Records from a data source:
++++++++
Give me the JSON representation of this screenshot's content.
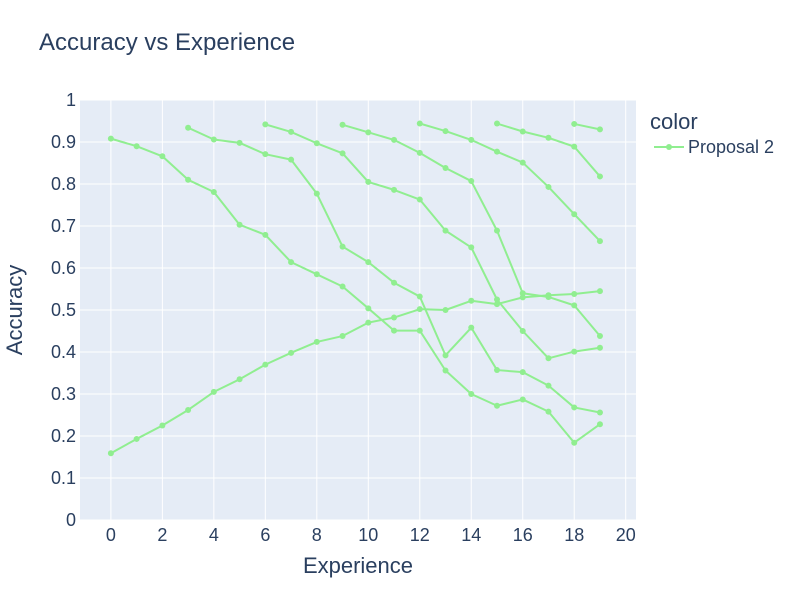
{
  "chart_data": {
    "type": "line",
    "title": "Accuracy vs Experience",
    "xlabel": "Experience",
    "ylabel": "Accuracy",
    "xlim": [
      -1.2,
      20.4
    ],
    "ylim": [
      0,
      1
    ],
    "xticks": [
      0,
      2,
      4,
      6,
      8,
      10,
      12,
      14,
      16,
      18,
      20
    ],
    "yticks": [
      0,
      0.1,
      0.2,
      0.3,
      0.4,
      0.5,
      0.6,
      0.7,
      0.8,
      0.9,
      1
    ],
    "grid": true,
    "legend": {
      "title": "color",
      "position": "top-right",
      "entries": [
        "Proposal 2"
      ]
    },
    "colors": {
      "series": "#90ee90",
      "plot_bg": "#e5ecf6",
      "grid": "#ffffff",
      "text": "#2a3f5f"
    },
    "series": [
      {
        "name": "Proposal 2",
        "points": [
          [
            0,
            0.908
          ],
          [
            1,
            0.89
          ],
          [
            2,
            0.866
          ],
          [
            3,
            0.81
          ],
          [
            4,
            0.781
          ],
          [
            5,
            0.703
          ],
          [
            6,
            0.679
          ],
          [
            7,
            0.614
          ],
          [
            8,
            0.585
          ],
          [
            9,
            0.556
          ],
          [
            10,
            0.504
          ],
          [
            11,
            0.451
          ],
          [
            12,
            0.451
          ],
          [
            13,
            0.356
          ],
          [
            14,
            0.3
          ],
          [
            15,
            0.272
          ],
          [
            16,
            0.287
          ],
          [
            17,
            0.258
          ],
          [
            18,
            0.184
          ],
          [
            19,
            0.228
          ]
        ]
      },
      {
        "name": "Proposal 2",
        "points": [
          [
            0,
            0.159
          ],
          [
            1,
            0.193
          ],
          [
            2,
            0.225
          ],
          [
            3,
            0.262
          ],
          [
            4,
            0.305
          ],
          [
            5,
            0.335
          ],
          [
            6,
            0.37
          ],
          [
            7,
            0.398
          ],
          [
            8,
            0.424
          ],
          [
            9,
            0.438
          ],
          [
            10,
            0.47
          ],
          [
            11,
            0.482
          ],
          [
            12,
            0.502
          ],
          [
            13,
            0.5
          ],
          [
            14,
            0.522
          ],
          [
            15,
            0.514
          ],
          [
            16,
            0.53
          ],
          [
            17,
            0.535
          ],
          [
            18,
            0.538
          ],
          [
            19,
            0.545
          ]
        ]
      },
      {
        "name": "Proposal 2",
        "points": [
          [
            3,
            0.934
          ],
          [
            4,
            0.906
          ],
          [
            5,
            0.898
          ],
          [
            6,
            0.871
          ],
          [
            7,
            0.858
          ],
          [
            8,
            0.777
          ],
          [
            9,
            0.651
          ],
          [
            10,
            0.614
          ],
          [
            11,
            0.565
          ],
          [
            12,
            0.532
          ],
          [
            13,
            0.392
          ],
          [
            14,
            0.458
          ],
          [
            15,
            0.357
          ],
          [
            16,
            0.352
          ],
          [
            17,
            0.32
          ],
          [
            18,
            0.268
          ],
          [
            19,
            0.256
          ]
        ]
      },
      {
        "name": "Proposal 2",
        "points": [
          [
            6,
            0.942
          ],
          [
            7,
            0.924
          ],
          [
            8,
            0.897
          ],
          [
            9,
            0.873
          ],
          [
            10,
            0.805
          ],
          [
            11,
            0.786
          ],
          [
            12,
            0.763
          ],
          [
            13,
            0.689
          ],
          [
            14,
            0.649
          ],
          [
            15,
            0.525
          ],
          [
            16,
            0.45
          ],
          [
            17,
            0.385
          ],
          [
            18,
            0.401
          ],
          [
            19,
            0.41
          ]
        ]
      },
      {
        "name": "Proposal 2",
        "points": [
          [
            9,
            0.941
          ],
          [
            10,
            0.923
          ],
          [
            11,
            0.905
          ],
          [
            12,
            0.874
          ],
          [
            13,
            0.838
          ],
          [
            14,
            0.807
          ],
          [
            15,
            0.689
          ],
          [
            16,
            0.54
          ],
          [
            17,
            0.531
          ],
          [
            18,
            0.511
          ],
          [
            19,
            0.438
          ]
        ]
      },
      {
        "name": "Proposal 2",
        "points": [
          [
            12,
            0.944
          ],
          [
            13,
            0.926
          ],
          [
            14,
            0.905
          ],
          [
            15,
            0.877
          ],
          [
            16,
            0.851
          ],
          [
            17,
            0.793
          ],
          [
            18,
            0.728
          ],
          [
            19,
            0.664
          ]
        ]
      },
      {
        "name": "Proposal 2",
        "points": [
          [
            15,
            0.944
          ],
          [
            16,
            0.925
          ],
          [
            17,
            0.91
          ],
          [
            18,
            0.889
          ],
          [
            19,
            0.818
          ]
        ]
      },
      {
        "name": "Proposal 2",
        "points": [
          [
            18,
            0.943
          ],
          [
            19,
            0.93
          ]
        ]
      }
    ]
  }
}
++++++++
[Given request]:
Return each line among the entries that holds the word "title".

[Response]:
    "title": "Accuracy vs Experience",
      "title": "color",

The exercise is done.